### AIM OF THE TASK
Repeat, line for line, the entries printed below.

### Data records
○ ○ ○

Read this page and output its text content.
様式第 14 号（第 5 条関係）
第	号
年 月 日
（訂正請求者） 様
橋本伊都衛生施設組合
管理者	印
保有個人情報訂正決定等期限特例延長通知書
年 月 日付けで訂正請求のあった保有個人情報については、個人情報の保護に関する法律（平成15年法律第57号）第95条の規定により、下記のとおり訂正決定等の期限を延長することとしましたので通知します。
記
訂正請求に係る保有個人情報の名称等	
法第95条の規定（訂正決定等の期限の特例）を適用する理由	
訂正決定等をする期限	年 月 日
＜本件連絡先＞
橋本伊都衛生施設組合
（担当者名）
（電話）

○ ○ ○

### REPLY TO THE TASK
Read this page and output its text content.
様式第 14 号（第 5 条関係）
第	号
年 月 日
（訂正請求者） 様
橋本伊都衛生施設組合
管理者	印
保有個人情報訂正決定等期限特例延長通知書
年 月 日付けで訂正請求のあった保有個人情報については、個人情報の保護に関する法律（平成15年法律第57号）第95条の規定により、下記のとおり訂正決定等の期限を延長することとしましたので通知します。
記
訂正請求に係る保有個人情報の名称等	
法第95条の規定（訂正決定等の期限の特例）を適用する理由	
訂正決定等をする期限	年 月 日
＜本件連絡先＞
橋本伊都衛生施設組合
（担当者名）
（電話）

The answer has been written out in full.